** Begin **
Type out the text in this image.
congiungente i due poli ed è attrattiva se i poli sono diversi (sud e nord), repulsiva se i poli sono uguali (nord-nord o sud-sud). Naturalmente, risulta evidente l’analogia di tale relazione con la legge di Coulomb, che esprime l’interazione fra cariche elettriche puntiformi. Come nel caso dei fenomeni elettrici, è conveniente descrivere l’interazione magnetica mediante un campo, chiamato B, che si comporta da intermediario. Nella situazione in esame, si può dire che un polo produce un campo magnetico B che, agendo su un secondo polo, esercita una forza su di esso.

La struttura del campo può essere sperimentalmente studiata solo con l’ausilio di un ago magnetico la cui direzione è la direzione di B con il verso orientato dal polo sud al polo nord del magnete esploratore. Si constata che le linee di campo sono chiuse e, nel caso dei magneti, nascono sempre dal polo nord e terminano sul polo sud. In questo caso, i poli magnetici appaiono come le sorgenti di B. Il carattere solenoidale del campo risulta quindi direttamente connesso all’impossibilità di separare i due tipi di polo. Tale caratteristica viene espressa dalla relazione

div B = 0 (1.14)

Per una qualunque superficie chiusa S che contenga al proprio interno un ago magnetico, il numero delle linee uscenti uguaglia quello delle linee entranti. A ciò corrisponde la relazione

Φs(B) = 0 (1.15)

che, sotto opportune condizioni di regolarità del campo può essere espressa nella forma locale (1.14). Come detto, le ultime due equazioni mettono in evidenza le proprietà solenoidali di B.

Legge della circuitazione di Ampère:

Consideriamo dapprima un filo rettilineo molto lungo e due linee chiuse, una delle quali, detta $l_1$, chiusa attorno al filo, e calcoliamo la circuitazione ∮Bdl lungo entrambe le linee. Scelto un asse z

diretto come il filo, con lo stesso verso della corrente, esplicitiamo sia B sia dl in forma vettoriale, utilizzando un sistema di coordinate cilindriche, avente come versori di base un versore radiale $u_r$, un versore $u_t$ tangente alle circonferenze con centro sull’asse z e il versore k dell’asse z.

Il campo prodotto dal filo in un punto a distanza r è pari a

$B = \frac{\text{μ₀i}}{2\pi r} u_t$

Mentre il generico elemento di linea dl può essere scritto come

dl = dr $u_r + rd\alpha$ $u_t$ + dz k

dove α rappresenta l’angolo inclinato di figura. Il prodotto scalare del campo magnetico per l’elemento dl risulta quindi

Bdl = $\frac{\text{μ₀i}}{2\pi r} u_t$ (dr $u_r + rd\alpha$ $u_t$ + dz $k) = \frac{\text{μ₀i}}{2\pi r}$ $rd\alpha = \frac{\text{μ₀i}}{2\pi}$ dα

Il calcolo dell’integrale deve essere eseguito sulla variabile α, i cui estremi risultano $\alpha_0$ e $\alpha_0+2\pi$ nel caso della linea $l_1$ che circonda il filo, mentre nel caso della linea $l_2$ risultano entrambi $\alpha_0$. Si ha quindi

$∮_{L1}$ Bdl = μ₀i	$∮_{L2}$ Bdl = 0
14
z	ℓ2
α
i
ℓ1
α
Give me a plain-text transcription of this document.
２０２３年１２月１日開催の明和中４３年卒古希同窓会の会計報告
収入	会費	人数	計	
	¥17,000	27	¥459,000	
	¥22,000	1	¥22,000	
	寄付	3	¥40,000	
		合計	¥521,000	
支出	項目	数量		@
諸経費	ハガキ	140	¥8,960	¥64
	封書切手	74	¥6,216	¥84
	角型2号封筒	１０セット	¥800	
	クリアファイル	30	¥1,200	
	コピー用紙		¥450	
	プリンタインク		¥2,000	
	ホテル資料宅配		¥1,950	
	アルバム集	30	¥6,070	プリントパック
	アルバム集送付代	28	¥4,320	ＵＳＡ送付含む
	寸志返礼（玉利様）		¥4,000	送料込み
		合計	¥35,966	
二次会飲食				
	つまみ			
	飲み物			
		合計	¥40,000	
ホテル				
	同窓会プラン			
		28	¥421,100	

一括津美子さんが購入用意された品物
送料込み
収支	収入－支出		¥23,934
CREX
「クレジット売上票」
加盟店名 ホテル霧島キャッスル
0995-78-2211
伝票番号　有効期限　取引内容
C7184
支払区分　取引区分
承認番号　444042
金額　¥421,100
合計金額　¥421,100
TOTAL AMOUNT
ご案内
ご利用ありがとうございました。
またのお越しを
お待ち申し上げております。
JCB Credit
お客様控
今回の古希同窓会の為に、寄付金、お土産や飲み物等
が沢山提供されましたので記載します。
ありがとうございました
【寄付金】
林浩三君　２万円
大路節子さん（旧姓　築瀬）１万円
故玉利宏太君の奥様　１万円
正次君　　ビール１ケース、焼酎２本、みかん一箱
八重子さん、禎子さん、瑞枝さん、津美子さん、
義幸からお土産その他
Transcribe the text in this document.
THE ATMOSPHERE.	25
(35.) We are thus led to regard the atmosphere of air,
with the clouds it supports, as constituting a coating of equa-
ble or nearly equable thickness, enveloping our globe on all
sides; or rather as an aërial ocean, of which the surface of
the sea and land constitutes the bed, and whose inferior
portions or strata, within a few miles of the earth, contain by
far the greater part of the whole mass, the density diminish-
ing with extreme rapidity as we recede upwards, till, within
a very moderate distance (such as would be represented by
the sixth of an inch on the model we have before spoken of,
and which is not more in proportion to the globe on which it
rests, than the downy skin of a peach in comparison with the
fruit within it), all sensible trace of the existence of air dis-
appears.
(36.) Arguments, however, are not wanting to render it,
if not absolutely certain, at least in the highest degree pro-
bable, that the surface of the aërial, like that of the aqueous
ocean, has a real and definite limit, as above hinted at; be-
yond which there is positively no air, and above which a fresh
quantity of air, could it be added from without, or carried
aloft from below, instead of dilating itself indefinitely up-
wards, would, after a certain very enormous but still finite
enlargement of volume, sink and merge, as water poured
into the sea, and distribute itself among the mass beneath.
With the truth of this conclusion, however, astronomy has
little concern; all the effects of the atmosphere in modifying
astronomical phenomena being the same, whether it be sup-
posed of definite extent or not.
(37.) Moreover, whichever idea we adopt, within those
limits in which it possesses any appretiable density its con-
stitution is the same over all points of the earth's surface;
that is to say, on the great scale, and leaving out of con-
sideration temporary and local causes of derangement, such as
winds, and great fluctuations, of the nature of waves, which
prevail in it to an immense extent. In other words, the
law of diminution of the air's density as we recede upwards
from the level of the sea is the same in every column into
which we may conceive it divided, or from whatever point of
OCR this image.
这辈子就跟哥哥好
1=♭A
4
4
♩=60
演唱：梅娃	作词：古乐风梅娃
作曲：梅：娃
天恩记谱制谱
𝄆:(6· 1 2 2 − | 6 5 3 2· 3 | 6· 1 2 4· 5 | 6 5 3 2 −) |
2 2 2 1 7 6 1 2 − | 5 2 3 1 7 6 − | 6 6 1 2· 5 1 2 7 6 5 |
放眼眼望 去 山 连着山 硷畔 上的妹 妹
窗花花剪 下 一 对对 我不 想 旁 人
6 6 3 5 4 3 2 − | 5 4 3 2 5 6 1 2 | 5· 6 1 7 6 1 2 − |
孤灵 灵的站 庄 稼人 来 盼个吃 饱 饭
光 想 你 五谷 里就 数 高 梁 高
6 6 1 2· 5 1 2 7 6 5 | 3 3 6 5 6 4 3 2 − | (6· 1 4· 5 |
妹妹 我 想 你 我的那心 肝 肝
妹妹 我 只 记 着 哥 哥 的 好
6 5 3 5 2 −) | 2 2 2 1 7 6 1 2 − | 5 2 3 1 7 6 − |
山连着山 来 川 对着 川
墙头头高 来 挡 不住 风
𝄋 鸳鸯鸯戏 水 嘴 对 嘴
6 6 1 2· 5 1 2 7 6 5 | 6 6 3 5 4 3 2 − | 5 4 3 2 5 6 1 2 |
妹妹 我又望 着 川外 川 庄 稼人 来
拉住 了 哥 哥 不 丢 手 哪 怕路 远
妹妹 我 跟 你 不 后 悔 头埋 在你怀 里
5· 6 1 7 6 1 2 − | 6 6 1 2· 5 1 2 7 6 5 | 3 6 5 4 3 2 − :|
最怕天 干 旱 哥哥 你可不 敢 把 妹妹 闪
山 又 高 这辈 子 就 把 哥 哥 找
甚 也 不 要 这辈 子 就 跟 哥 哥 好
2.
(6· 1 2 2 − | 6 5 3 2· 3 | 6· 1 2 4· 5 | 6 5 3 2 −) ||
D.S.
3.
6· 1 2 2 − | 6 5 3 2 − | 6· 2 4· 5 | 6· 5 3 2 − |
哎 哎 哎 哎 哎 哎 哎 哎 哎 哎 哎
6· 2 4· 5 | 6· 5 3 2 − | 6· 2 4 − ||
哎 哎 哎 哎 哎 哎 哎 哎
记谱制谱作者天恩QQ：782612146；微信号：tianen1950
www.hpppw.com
** End **
Work to do
Identify all lines where the word "this" shows up. Copy them.

Output below
Type out the text in this image.
Give me a plain-text transcription of this document.
Transcribe the text in this document.
With the truth of this conclusion, however, astronomy has
OCR this image.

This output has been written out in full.